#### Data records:
==*==
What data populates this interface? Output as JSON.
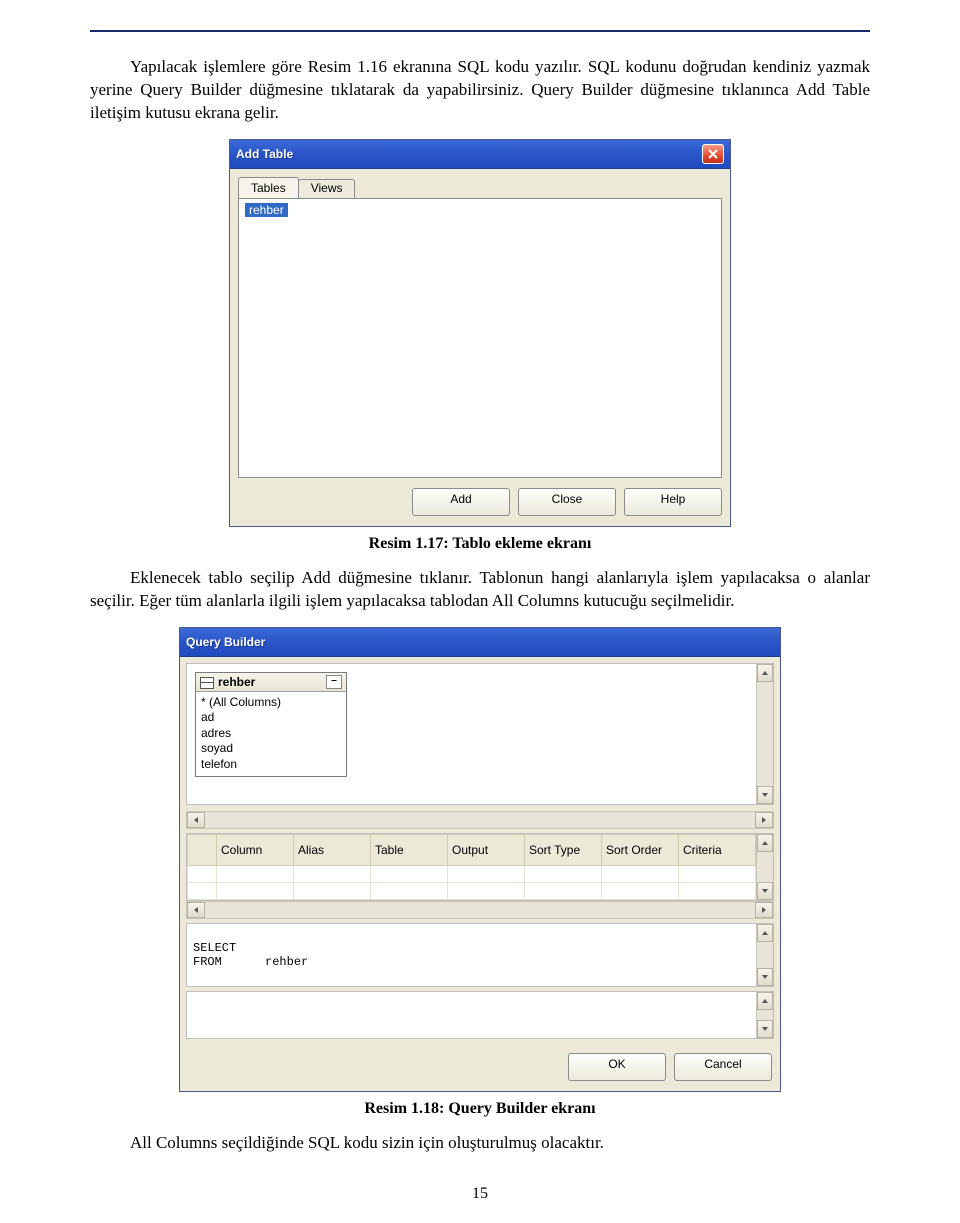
{
  "para1": "Yapılacak işlemlere göre Resim 1.16 ekranına SQL kodu yazılır. SQL kodunu doğrudan kendiniz yazmak yerine Query Builder düğmesine tıklatarak da yapabilirsiniz. Query Builder düğmesine tıklanınca Add Table iletişim kutusu ekrana gelir.",
  "addTable": {
    "title": "Add Table",
    "tabs": {
      "tables": "Tables",
      "views": "Views"
    },
    "item": "rehber",
    "buttons": {
      "add": "Add",
      "close": "Close",
      "help": "Help"
    }
  },
  "caption1": "Resim 1.17: Tablo ekleme ekranı",
  "para2": "Eklenecek tablo seçilip Add düğmesine tıklanır. Tablonun hangi alanlarıyla işlem yapılacaksa o alanlar seçilir. Eğer tüm alanlarla ilgili işlem yapılacaksa tablodan All Columns kutucuğu seçilmelidir.",
  "qb": {
    "title": "Query Builder",
    "table": {
      "name": "rehber",
      "cols": {
        "all": "* (All Columns)",
        "c1": "ad",
        "c2": "adres",
        "c3": "soyad",
        "c4": "telefon"
      }
    },
    "headers": {
      "column": "Column",
      "alias": "Alias",
      "table": "Table",
      "output": "Output",
      "sorttype": "Sort Type",
      "sortorder": "Sort Order",
      "criteria": "Criteria"
    },
    "sql": {
      "select": "SELECT",
      "from": "FROM",
      "tbl": "rehber"
    },
    "buttons": {
      "ok": "OK",
      "cancel": "Cancel"
    }
  },
  "caption2": "Resim 1.18: Query Builder ekranı",
  "para3": "All Columns seçildiğinde SQL kodu sizin için oluşturulmuş olacaktır.",
  "pagenum": "15"
}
==*==
Can you repeat every record above exactly, apart from the pictures?

#### Output:
What data populates this interface? Output as JSON.
{
  "para1": "Yapılacak işlemlere göre Resim 1.16 ekranına SQL kodu yazılır. SQL kodunu doğrudan kendiniz yazmak yerine Query Builder düğmesine tıklatarak da yapabilirsiniz. Query Builder düğmesine tıklanınca Add Table iletişim kutusu ekrana gelir.",
  "addTable": {
    "title": "Add Table",
    "tabs": {
      "tables": "Tables",
      "views": "Views"
    },
    "item": "rehber",
    "buttons": {
      "add": "Add",
      "close": "Close",
      "help": "Help"
    }
  },
  "caption1": "Resim 1.17: Tablo ekleme ekranı",
  "para2": "Eklenecek tablo seçilip Add düğmesine tıklanır. Tablonun hangi alanlarıyla işlem yapılacaksa o alanlar seçilir. Eğer tüm alanlarla ilgili işlem yapılacaksa tablodan All Columns kutucuğu seçilmelidir.",
  "qb": {
    "title": "Query Builder",
    "table": {
      "name": "rehber",
      "cols": {
        "all": "* (All Columns)",
        "c1": "ad",
        "c2": "adres",
        "c3": "soyad",
        "c4": "telefon"
      }
    },
    "headers": {
      "column": "Column",
      "alias": "Alias",
      "table": "Table",
      "output": "Output",
      "sorttype": "Sort Type",
      "sortorder": "Sort Order",
      "criteria": "Criteria"
    },
    "sql": {
      "select": "SELECT",
      "from": "FROM",
      "tbl": "rehber"
    },
    "buttons": {
      "ok": "OK",
      "cancel": "Cancel"
    }
  },
  "caption2": "Resim 1.18: Query Builder ekranı",
  "para3": "All Columns seçildiğinde SQL kodu sizin için oluşturulmuş olacaktır.",
  "pagenum": "15"
}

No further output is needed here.